Recorded information
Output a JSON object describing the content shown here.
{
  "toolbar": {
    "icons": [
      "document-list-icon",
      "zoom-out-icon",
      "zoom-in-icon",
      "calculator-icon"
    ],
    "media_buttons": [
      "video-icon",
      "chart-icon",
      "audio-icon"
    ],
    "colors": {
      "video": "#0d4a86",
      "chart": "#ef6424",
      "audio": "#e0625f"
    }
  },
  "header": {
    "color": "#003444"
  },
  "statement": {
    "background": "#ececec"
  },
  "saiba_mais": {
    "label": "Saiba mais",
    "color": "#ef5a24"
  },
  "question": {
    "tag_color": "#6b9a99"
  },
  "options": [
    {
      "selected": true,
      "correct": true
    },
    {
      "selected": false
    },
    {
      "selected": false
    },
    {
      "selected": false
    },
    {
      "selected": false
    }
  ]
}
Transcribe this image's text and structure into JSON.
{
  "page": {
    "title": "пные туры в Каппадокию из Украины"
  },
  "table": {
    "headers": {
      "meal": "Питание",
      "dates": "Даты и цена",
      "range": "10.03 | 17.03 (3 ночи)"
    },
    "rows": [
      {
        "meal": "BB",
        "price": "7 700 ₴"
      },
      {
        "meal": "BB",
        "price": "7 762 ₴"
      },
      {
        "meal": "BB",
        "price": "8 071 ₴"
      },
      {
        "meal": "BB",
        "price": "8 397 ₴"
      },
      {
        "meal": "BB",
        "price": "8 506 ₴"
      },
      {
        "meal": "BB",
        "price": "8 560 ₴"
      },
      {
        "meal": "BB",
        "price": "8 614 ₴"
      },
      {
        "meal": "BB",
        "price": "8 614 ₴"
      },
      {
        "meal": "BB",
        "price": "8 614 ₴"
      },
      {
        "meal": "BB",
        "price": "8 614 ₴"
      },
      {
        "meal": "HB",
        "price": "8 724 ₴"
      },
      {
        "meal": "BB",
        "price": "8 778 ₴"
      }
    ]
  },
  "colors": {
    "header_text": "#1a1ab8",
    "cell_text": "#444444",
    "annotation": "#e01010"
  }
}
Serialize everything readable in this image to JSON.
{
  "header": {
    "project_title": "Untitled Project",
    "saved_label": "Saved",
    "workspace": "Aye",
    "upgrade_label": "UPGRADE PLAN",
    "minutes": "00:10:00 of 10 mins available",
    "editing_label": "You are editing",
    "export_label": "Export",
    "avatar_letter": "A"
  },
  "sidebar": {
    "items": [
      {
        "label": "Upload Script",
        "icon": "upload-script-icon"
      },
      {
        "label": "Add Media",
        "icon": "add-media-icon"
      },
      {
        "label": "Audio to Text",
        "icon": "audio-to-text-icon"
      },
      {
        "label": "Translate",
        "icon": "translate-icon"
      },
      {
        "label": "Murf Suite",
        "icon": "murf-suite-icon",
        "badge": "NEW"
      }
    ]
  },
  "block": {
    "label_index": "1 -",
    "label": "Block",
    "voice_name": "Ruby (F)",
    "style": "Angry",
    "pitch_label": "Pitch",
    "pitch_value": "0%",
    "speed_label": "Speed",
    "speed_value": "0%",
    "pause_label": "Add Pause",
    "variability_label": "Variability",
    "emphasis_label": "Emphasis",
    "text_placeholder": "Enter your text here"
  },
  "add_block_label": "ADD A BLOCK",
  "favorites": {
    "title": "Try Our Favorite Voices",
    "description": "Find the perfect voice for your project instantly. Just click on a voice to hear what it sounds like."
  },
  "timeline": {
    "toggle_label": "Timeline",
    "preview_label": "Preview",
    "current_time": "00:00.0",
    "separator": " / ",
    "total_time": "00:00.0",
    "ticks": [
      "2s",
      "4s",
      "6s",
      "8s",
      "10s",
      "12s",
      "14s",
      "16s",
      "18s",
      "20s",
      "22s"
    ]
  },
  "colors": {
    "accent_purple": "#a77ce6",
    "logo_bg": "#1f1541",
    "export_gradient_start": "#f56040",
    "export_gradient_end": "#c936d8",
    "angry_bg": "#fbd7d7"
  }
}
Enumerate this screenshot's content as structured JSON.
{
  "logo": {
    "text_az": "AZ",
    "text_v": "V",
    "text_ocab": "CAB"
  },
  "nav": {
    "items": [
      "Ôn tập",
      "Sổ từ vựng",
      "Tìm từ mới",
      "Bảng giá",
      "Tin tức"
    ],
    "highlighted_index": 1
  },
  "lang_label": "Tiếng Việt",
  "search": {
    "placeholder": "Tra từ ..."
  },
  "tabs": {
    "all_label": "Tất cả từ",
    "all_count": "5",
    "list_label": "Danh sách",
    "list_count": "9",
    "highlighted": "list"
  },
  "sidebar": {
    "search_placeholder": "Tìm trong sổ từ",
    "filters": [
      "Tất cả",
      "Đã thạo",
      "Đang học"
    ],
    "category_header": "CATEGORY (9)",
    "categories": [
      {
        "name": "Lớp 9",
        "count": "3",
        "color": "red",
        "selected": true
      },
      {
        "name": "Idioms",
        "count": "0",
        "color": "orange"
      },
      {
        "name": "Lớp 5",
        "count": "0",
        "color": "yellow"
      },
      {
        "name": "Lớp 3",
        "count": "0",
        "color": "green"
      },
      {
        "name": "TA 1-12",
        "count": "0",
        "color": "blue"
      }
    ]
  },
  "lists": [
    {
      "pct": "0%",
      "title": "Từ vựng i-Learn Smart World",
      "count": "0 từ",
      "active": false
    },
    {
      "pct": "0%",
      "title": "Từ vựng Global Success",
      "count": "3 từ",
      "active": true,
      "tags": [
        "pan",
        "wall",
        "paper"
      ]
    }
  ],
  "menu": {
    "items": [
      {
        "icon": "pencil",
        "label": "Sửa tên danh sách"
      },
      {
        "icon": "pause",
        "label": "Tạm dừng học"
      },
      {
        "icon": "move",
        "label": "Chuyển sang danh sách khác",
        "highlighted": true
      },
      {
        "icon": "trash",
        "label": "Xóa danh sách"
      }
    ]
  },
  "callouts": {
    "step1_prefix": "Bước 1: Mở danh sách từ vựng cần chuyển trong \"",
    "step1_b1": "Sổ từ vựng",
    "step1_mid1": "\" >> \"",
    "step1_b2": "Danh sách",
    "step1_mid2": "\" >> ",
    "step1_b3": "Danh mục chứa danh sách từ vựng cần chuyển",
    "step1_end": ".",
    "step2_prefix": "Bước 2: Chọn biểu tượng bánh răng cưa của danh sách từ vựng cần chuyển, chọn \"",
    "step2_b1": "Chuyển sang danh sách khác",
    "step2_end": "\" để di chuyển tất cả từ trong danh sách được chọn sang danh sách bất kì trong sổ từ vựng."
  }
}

Exercise description
Repeat all of the records above exactly as written.

Answer for this exercise
Output a JSON object describing the content shown here.
{
  "toolbar": {
    "icons": [
      "document-list-icon",
      "zoom-out-icon",
      "zoom-in-icon",
      "calculator-icon"
    ],
    "media_buttons": [
      "video-icon",
      "chart-icon",
      "audio-icon"
    ],
    "colors": {
      "video": "#0d4a86",
      "chart": "#ef6424",
      "audio": "#e0625f"
    }
  },
  "header": {
    "color": "#003444"
  },
  "statement": {
    "background": "#ececec"
  },
  "saiba_mais": {
    "label": "Saiba mais",
    "color": "#ef5a24"
  },
  "question": {
    "tag_color": "#6b9a99"
  },
  "options": [
    {
      "selected": true,
      "correct": true
    },
    {
      "selected": false
    },
    {
      "selected": false
    },
    {
      "selected": false
    },
    {
      "selected": false
    }
  ]
}
Transcribe this image's text and structure into JSON.
{
  "page": {
    "title": "пные туры в Каппадокию из Украины"
  },
  "table": {
    "headers": {
      "meal": "Питание",
      "dates": "Даты и цена",
      "range": "10.03 | 17.03 (3 ночи)"
    },
    "rows": [
      {
        "meal": "BB",
        "price": "7 700 ₴"
      },
      {
        "meal": "BB",
        "price": "7 762 ₴"
      },
      {
        "meal": "BB",
        "price": "8 071 ₴"
      },
      {
        "meal": "BB",
        "price": "8 397 ₴"
      },
      {
        "meal": "BB",
        "price": "8 506 ₴"
      },
      {
        "meal": "BB",
        "price": "8 560 ₴"
      },
      {
        "meal": "BB",
        "price": "8 614 ₴"
      },
      {
        "meal": "BB",
        "price": "8 614 ₴"
      },
      {
        "meal": "BB",
        "price": "8 614 ₴"
      },
      {
        "meal": "BB",
        "price": "8 614 ₴"
      },
      {
        "meal": "HB",
        "price": "8 724 ₴"
      },
      {
        "meal": "BB",
        "price": "8 778 ₴"
      }
    ]
  },
  "colors": {
    "header_text": "#1a1ab8",
    "cell_text": "#444444",
    "annotation": "#e01010"
  }
}
Serialize everything readable in this image to JSON.
{
  "header": {
    "project_title": "Untitled Project",
    "saved_label": "Saved",
    "workspace": "Aye",
    "upgrade_label": "UPGRADE PLAN",
    "minutes": "00:10:00 of 10 mins available",
    "editing_label": "You are editing",
    "export_label": "Export",
    "avatar_letter": "A"
  },
  "sidebar": {
    "items": [
      {
        "label": "Upload Script",
        "icon": "upload-script-icon"
      },
      {
        "label": "Add Media",
        "icon": "add-media-icon"
      },
      {
        "label": "Audio to Text",
        "icon": "audio-to-text-icon"
      },
      {
        "label": "Translate",
        "icon": "translate-icon"
      },
      {
        "label": "Murf Suite",
        "icon": "murf-suite-icon",
        "badge": "NEW"
      }
    ]
  },
  "block": {
    "label_index": "1 -",
    "label": "Block",
    "voice_name": "Ruby (F)",
    "style": "Angry",
    "pitch_label": "Pitch",
    "pitch_value": "0%",
    "speed_label": "Speed",
    "speed_value": "0%",
    "pause_label": "Add Pause",
    "variability_label": "Variability",
    "emphasis_label": "Emphasis",
    "text_placeholder": "Enter your text here"
  },
  "add_block_label": "ADD A BLOCK",
  "favorites": {
    "title": "Try Our Favorite Voices",
    "description": "Find the perfect voice for your project instantly. Just click on a voice to hear what it sounds like."
  },
  "timeline": {
    "toggle_label": "Timeline",
    "preview_label": "Preview",
    "current_time": "00:00.0",
    "separator": " / ",
    "total_time": "00:00.0",
    "ticks": [
      "2s",
      "4s",
      "6s",
      "8s",
      "10s",
      "12s",
      "14s",
      "16s",
      "18s",
      "20s",
      "22s"
    ]
  },
  "colors": {
    "accent_purple": "#a77ce6",
    "logo_bg": "#1f1541",
    "export_gradient_start": "#f56040",
    "export_gradient_end": "#c936d8",
    "angry_bg": "#fbd7d7"
  }
}
Enumerate this screenshot's content as structured JSON.
{
  "logo": {
    "text_az": "AZ",
    "text_v": "V",
    "text_ocab": "CAB"
  },
  "nav": {
    "items": [
      "Ôn tập",
      "Sổ từ vựng",
      "Tìm từ mới",
      "Bảng giá",
      "Tin tức"
    ],
    "highlighted_index": 1
  },
  "lang_label": "Tiếng Việt",
  "search": {
    "placeholder": "Tra từ ..."
  },
  "tabs": {
    "all_label": "Tất cả từ",
    "all_count": "5",
    "list_label": "Danh sách",
    "list_count": "9",
    "highlighted": "list"
  },
  "sidebar": {
    "search_placeholder": "Tìm trong sổ từ",
    "filters": [
      "Tất cả",
      "Đã thạo",
      "Đang học"
    ],
    "category_header": "CATEGORY (9)",
    "categories": [
      {
        "name": "Lớp 9",
        "count": "3",
        "color": "red",
        "selected": true
      },
      {
        "name": "Idioms",
        "count": "0",
        "color": "orange"
      },
      {
        "name": "Lớp 5",
        "count": "0",
        "color": "yellow"
      },
      {
        "name": "Lớp 3",
        "count": "0",
        "color": "green"
      },
      {
        "name": "TA 1-12",
        "count": "0",
        "color": "blue"
      }
    ]
  },
  "lists": [
    {
      "pct": "0%",
      "title": "Từ vựng i-Learn Smart World",
      "count": "0 từ",
      "active": false
    },
    {
      "pct": "0%",
      "title": "Từ vựng Global Success",
      "count": "3 từ",
      "active": true,
      "tags": [
        "pan",
        "wall",
        "paper"
      ]
    }
  ],
  "menu": {
    "items": [
      {
        "icon": "pencil",
        "label": "Sửa tên danh sách"
      },
      {
        "icon": "pause",
        "label": "Tạm dừng học"
      },
      {
        "icon": "move",
        "label": "Chuyển sang danh sách khác",
        "highlighted": true
      },
      {
        "icon": "trash",
        "label": "Xóa danh sách"
      }
    ]
  },
  "callouts": {
    "step1_prefix": "Bước 1: Mở danh sách từ vựng cần chuyển trong \"",
    "step1_b1": "Sổ từ vựng",
    "step1_mid1": "\" >> \"",
    "step1_b2": "Danh sách",
    "step1_mid2": "\" >> ",
    "step1_b3": "Danh mục chứa danh sách từ vựng cần chuyển",
    "step1_end": ".",
    "step2_prefix": "Bước 2: Chọn biểu tượng bánh răng cưa của danh sách từ vựng cần chuyển, chọn \"",
    "step2_b1": "Chuyển sang danh sách khác",
    "step2_end": "\" để di chuyển tất cả từ trong danh sách được chọn sang danh sách bất kì trong sổ từ vựng."
  }
}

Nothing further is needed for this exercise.